[Data excerpts]
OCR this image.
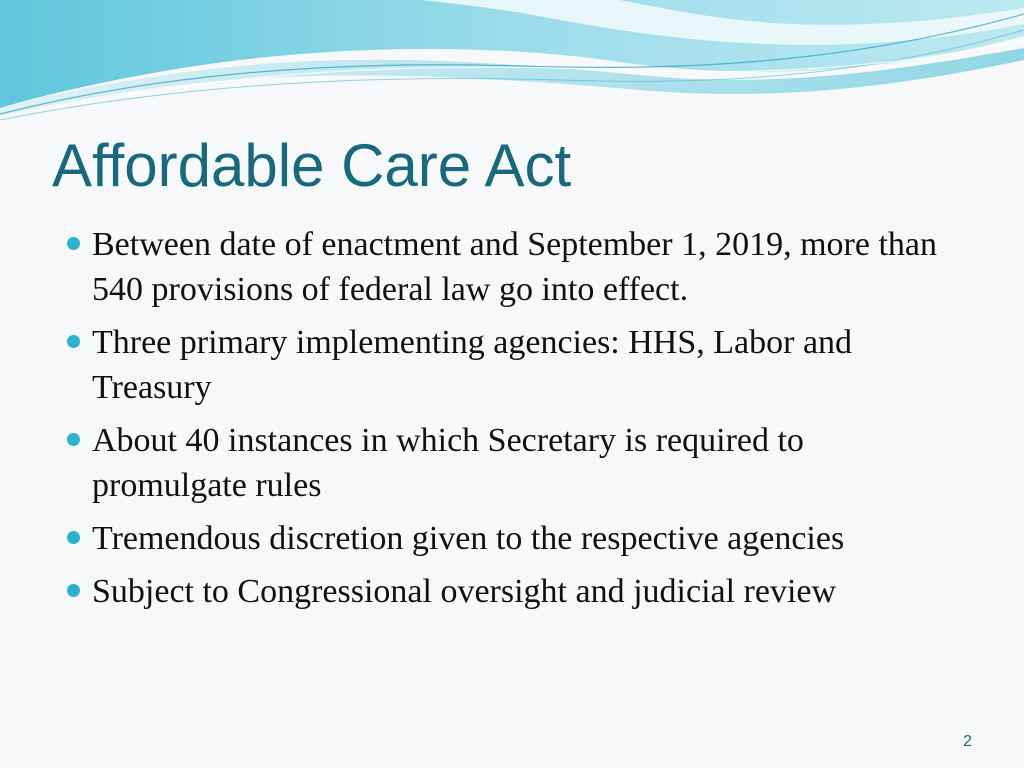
Affordable Care Act
Between date of enactment and September 1, 2019, more than 540 provisions of federal law go into effect.
Three primary implementing agencies: HHS, Labor and Treasury
About 40 instances in which Secretary is required to promulgate rules
Tremendous discretion given to the respective agencies
Subject to Congressional oversight and judicial review
2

[Instructions for the task] Without including any pictures, please restate all the records exactly.

[Output]
OCR this image.
Affordable Care Act
Between date of enactment and September 1, 2019, more than 540 provisions of federal law go into effect.
Three primary implementing agencies: HHS, Labor and Treasury
About 40 instances in which Secretary is required to promulgate rules
Tremendous discretion given to the respective agencies
Subject to Congressional oversight and judicial review
2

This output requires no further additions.